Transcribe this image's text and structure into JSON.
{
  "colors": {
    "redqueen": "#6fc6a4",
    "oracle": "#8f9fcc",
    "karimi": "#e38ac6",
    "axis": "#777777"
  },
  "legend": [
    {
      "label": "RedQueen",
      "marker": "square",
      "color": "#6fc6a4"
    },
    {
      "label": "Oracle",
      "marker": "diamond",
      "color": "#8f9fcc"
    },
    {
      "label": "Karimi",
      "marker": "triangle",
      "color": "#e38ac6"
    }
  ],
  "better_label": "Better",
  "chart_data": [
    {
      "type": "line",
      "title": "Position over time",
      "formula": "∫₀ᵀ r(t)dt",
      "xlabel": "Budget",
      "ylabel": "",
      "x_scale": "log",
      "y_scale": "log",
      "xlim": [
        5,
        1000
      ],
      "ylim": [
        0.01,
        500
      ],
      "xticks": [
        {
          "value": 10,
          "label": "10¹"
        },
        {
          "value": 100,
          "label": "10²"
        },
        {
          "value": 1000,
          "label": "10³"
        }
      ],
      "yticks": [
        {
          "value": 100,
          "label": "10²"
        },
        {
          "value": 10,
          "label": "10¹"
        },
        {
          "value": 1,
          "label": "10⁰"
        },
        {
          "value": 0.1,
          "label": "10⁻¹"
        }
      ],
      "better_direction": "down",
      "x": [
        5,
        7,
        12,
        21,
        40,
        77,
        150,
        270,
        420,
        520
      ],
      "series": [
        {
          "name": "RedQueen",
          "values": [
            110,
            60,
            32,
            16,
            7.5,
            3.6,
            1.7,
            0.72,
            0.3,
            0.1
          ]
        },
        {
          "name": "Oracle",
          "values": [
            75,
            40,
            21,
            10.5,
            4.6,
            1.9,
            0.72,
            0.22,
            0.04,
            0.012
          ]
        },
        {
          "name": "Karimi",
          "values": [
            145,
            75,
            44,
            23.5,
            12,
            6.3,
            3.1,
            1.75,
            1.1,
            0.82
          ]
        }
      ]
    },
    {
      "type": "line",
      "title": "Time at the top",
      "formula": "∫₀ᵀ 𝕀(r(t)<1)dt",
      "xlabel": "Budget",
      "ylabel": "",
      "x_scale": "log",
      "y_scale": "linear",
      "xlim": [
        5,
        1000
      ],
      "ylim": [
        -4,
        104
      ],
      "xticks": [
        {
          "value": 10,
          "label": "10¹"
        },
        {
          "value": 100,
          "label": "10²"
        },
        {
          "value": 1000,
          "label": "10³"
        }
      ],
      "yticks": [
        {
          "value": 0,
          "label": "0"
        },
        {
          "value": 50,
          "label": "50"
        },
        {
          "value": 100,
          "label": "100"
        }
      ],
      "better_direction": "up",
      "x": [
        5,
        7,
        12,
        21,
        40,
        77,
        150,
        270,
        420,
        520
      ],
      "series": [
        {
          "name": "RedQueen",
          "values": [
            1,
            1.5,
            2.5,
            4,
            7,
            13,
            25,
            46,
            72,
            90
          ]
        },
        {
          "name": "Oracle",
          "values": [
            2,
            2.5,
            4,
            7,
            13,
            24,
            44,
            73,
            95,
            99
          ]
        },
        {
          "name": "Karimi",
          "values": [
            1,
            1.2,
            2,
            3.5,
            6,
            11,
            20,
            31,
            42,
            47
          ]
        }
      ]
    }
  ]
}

■ To do ■
Gather up the lines containing the word "title" from these records and copy them.

■ Output below ■
      "title": "Position over time",
      "title": "Time at the top",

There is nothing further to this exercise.